*DATA PROVIDED*:

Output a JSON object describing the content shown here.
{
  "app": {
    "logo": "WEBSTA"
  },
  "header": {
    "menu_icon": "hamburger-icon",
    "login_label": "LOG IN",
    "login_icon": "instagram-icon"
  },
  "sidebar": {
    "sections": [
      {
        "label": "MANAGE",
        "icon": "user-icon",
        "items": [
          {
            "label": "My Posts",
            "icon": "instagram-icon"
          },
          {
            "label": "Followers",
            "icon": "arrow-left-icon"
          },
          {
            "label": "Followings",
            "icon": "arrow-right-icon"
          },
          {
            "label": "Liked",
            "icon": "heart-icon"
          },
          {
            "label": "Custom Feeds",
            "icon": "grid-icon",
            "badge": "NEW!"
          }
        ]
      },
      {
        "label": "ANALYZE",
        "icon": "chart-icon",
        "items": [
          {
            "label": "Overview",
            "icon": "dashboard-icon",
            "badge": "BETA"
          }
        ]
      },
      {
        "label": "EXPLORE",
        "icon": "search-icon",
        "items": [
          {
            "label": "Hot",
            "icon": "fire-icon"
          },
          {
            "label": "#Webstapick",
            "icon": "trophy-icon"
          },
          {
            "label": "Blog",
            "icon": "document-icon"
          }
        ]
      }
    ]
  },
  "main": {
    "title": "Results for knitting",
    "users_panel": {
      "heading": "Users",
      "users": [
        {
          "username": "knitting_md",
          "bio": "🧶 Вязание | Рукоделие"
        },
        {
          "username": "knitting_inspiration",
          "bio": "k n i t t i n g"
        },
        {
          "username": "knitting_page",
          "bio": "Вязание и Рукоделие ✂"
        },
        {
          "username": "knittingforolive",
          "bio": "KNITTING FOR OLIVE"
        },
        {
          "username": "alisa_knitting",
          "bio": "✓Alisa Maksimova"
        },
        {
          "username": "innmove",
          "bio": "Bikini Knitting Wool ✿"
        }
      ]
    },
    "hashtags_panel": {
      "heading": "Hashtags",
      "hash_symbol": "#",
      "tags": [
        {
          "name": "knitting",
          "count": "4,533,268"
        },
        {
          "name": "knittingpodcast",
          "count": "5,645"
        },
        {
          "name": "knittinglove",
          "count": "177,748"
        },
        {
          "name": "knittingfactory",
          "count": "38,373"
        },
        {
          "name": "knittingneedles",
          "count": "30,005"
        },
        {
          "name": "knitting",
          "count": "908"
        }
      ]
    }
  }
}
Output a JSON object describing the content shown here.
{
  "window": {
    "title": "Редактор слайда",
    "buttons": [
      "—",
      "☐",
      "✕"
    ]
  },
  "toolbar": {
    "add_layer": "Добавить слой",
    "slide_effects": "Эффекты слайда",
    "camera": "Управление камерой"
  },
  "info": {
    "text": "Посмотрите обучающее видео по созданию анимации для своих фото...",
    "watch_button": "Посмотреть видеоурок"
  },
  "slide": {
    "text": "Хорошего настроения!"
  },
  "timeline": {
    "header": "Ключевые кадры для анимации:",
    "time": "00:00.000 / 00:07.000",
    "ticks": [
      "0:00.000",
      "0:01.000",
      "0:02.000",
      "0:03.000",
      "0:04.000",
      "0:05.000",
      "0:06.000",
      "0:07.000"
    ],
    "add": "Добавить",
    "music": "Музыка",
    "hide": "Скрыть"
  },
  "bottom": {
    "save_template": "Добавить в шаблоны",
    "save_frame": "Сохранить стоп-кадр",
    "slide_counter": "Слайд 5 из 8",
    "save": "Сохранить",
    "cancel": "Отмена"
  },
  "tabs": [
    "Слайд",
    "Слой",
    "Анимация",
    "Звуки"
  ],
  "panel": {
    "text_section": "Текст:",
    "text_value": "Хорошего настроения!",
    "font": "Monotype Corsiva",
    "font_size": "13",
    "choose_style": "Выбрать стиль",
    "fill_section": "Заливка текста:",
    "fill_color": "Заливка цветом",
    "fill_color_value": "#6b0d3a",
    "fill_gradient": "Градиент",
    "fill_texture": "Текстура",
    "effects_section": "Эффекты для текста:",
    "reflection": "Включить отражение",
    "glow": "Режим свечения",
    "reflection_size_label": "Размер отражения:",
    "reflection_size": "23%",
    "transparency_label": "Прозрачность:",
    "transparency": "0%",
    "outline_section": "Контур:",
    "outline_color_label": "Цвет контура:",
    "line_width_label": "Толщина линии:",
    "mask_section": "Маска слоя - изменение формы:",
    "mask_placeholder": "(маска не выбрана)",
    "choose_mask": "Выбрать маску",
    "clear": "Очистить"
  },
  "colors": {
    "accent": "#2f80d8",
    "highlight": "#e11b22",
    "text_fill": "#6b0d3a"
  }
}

*SET TASK*:
Exactly reproduce the material above.

*RESPONSE FOR THIS EXERCISE*:
Output a JSON object describing the content shown here.
{
  "app": {
    "logo": "WEBSTA"
  },
  "header": {
    "menu_icon": "hamburger-icon",
    "login_label": "LOG IN",
    "login_icon": "instagram-icon"
  },
  "sidebar": {
    "sections": [
      {
        "label": "MANAGE",
        "icon": "user-icon",
        "items": [
          {
            "label": "My Posts",
            "icon": "instagram-icon"
          },
          {
            "label": "Followers",
            "icon": "arrow-left-icon"
          },
          {
            "label": "Followings",
            "icon": "arrow-right-icon"
          },
          {
            "label": "Liked",
            "icon": "heart-icon"
          },
          {
            "label": "Custom Feeds",
            "icon": "grid-icon",
            "badge": "NEW!"
          }
        ]
      },
      {
        "label": "ANALYZE",
        "icon": "chart-icon",
        "items": [
          {
            "label": "Overview",
            "icon": "dashboard-icon",
            "badge": "BETA"
          }
        ]
      },
      {
        "label": "EXPLORE",
        "icon": "search-icon",
        "items": [
          {
            "label": "Hot",
            "icon": "fire-icon"
          },
          {
            "label": "#Webstapick",
            "icon": "trophy-icon"
          },
          {
            "label": "Blog",
            "icon": "document-icon"
          }
        ]
      }
    ]
  },
  "main": {
    "title": "Results for knitting",
    "users_panel": {
      "heading": "Users",
      "users": [
        {
          "username": "knitting_md",
          "bio": "🧶 Вязание | Рукоделие"
        },
        {
          "username": "knitting_inspiration",
          "bio": "k n i t t i n g"
        },
        {
          "username": "knitting_page",
          "bio": "Вязание и Рукоделие ✂"
        },
        {
          "username": "knittingforolive",
          "bio": "KNITTING FOR OLIVE"
        },
        {
          "username": "alisa_knitting",
          "bio": "✓Alisa Maksimova"
        },
        {
          "username": "innmove",
          "bio": "Bikini Knitting Wool ✿"
        }
      ]
    },
    "hashtags_panel": {
      "heading": "Hashtags",
      "hash_symbol": "#",
      "tags": [
        {
          "name": "knitting",
          "count": "4,533,268"
        },
        {
          "name": "knittingpodcast",
          "count": "5,645"
        },
        {
          "name": "knittinglove",
          "count": "177,748"
        },
        {
          "name": "knittingfactory",
          "count": "38,373"
        },
        {
          "name": "knittingneedles",
          "count": "30,005"
        },
        {
          "name": "knitting",
          "count": "908"
        }
      ]
    }
  }
}
Output a JSON object describing the content shown here.
{
  "window": {
    "title": "Редактор слайда",
    "buttons": [
      "—",
      "☐",
      "✕"
    ]
  },
  "toolbar": {
    "add_layer": "Добавить слой",
    "slide_effects": "Эффекты слайда",
    "camera": "Управление камерой"
  },
  "info": {
    "text": "Посмотрите обучающее видео по созданию анимации для своих фото...",
    "watch_button": "Посмотреть видеоурок"
  },
  "slide": {
    "text": "Хорошего настроения!"
  },
  "timeline": {
    "header": "Ключевые кадры для анимации:",
    "time": "00:00.000 / 00:07.000",
    "ticks": [
      "0:00.000",
      "0:01.000",
      "0:02.000",
      "0:03.000",
      "0:04.000",
      "0:05.000",
      "0:06.000",
      "0:07.000"
    ],
    "add": "Добавить",
    "music": "Музыка",
    "hide": "Скрыть"
  },
  "bottom": {
    "save_template": "Добавить в шаблоны",
    "save_frame": "Сохранить стоп-кадр",
    "slide_counter": "Слайд 5 из 8",
    "save": "Сохранить",
    "cancel": "Отмена"
  },
  "tabs": [
    "Слайд",
    "Слой",
    "Анимация",
    "Звуки"
  ],
  "panel": {
    "text_section": "Текст:",
    "text_value": "Хорошего настроения!",
    "font": "Monotype Corsiva",
    "font_size": "13",
    "choose_style": "Выбрать стиль",
    "fill_section": "Заливка текста:",
    "fill_color": "Заливка цветом",
    "fill_color_value": "#6b0d3a",
    "fill_gradient": "Градиент",
    "fill_texture": "Текстура",
    "effects_section": "Эффекты для текста:",
    "reflection": "Включить отражение",
    "glow": "Режим свечения",
    "reflection_size_label": "Размер отражения:",
    "reflection_size": "23%",
    "transparency_label": "Прозрачность:",
    "transparency": "0%",
    "outline_section": "Контур:",
    "outline_color_label": "Цвет контура:",
    "line_width_label": "Толщина линии:",
    "mask_section": "Маска слоя - изменение формы:",
    "mask_placeholder": "(маска не выбрана)",
    "choose_mask": "Выбрать маску",
    "clear": "Очистить"
  },
  "colors": {
    "accent": "#2f80d8",
    "highlight": "#e11b22",
    "text_fill": "#6b0d3a"
  }
}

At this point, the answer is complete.